[Data entries]
----------------
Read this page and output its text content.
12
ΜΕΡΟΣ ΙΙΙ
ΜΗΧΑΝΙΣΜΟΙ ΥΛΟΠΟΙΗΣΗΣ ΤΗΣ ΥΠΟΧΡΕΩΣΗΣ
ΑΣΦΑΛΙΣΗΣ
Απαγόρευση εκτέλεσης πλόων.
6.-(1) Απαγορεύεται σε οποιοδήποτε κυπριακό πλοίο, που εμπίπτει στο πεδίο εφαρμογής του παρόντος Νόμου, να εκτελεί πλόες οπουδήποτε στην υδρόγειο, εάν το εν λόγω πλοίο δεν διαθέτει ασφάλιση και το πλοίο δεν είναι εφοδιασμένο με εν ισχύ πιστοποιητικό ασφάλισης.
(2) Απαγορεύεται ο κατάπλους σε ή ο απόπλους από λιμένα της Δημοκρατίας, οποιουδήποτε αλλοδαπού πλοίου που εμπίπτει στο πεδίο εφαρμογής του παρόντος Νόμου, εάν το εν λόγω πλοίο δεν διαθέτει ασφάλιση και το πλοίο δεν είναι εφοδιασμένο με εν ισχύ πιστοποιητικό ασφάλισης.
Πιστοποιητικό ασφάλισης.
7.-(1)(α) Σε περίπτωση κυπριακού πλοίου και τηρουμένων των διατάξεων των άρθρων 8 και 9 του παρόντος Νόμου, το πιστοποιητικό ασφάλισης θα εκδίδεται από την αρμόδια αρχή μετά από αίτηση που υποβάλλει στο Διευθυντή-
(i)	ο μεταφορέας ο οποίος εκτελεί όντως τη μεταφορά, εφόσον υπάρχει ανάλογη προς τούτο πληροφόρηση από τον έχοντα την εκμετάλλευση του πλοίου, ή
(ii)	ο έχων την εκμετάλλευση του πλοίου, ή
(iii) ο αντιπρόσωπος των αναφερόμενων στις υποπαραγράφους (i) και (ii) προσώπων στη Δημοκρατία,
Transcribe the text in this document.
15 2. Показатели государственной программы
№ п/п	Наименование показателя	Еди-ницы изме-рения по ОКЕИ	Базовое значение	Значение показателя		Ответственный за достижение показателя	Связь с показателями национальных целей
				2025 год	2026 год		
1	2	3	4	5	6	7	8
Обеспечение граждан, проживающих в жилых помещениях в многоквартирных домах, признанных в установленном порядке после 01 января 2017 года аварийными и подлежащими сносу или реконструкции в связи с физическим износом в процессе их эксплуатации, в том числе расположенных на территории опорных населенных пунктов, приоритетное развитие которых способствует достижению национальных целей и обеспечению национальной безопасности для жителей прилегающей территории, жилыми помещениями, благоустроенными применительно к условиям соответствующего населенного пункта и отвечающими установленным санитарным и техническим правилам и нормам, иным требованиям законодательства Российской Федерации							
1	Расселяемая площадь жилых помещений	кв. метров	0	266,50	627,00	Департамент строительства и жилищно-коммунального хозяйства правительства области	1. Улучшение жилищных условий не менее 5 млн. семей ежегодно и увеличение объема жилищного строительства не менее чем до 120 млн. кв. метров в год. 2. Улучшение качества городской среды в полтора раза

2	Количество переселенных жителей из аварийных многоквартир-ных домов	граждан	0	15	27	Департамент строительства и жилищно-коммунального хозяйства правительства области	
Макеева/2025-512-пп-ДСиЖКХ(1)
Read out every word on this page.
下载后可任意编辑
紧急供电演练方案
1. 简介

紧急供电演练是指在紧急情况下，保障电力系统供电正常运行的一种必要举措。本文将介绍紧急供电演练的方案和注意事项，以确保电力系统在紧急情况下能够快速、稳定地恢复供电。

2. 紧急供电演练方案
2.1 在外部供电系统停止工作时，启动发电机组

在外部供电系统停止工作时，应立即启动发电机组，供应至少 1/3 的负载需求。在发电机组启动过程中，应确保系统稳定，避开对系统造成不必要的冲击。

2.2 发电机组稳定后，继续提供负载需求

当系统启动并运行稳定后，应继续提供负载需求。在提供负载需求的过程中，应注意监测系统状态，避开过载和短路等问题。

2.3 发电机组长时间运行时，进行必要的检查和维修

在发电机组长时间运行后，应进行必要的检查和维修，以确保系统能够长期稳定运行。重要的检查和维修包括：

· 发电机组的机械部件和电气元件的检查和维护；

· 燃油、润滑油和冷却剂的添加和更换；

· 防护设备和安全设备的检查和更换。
----------------
§ **Task to carry out**: Look over the listing. Pull out every line with the string "είναι" in it.

§ **Result below**:
6.-(1) Απαγορεύεται σε οποιοδήποτε κυπριακό πλοίο, που εμπίπτει στο πεδίο εφαρμογής του παρόντος Νόμου, να εκτελεί πλόες οπουδήποτε στην υδρόγειο, εάν το εν λόγω πλοίο δεν διαθέτει ασφάλιση και το πλοίο δεν είναι εφοδιασμένο με εν ισχύ πιστοποιητικό ασφάλισης.
(2) Απαγορεύεται ο κατάπλους σε ή ο απόπλους από λιμένα της Δημοκρατίας, οποιουδήποτε αλλοδαπού πλοίου που εμπίπτει στο πεδίο εφαρμογής του παρόντος Νόμου, εάν το εν λόγω πλοίο δεν διαθέτει ασφάλιση και το πλοίο δεν είναι εφοδιασμένο με εν ισχύ πιστοποιητικό ασφάλισης.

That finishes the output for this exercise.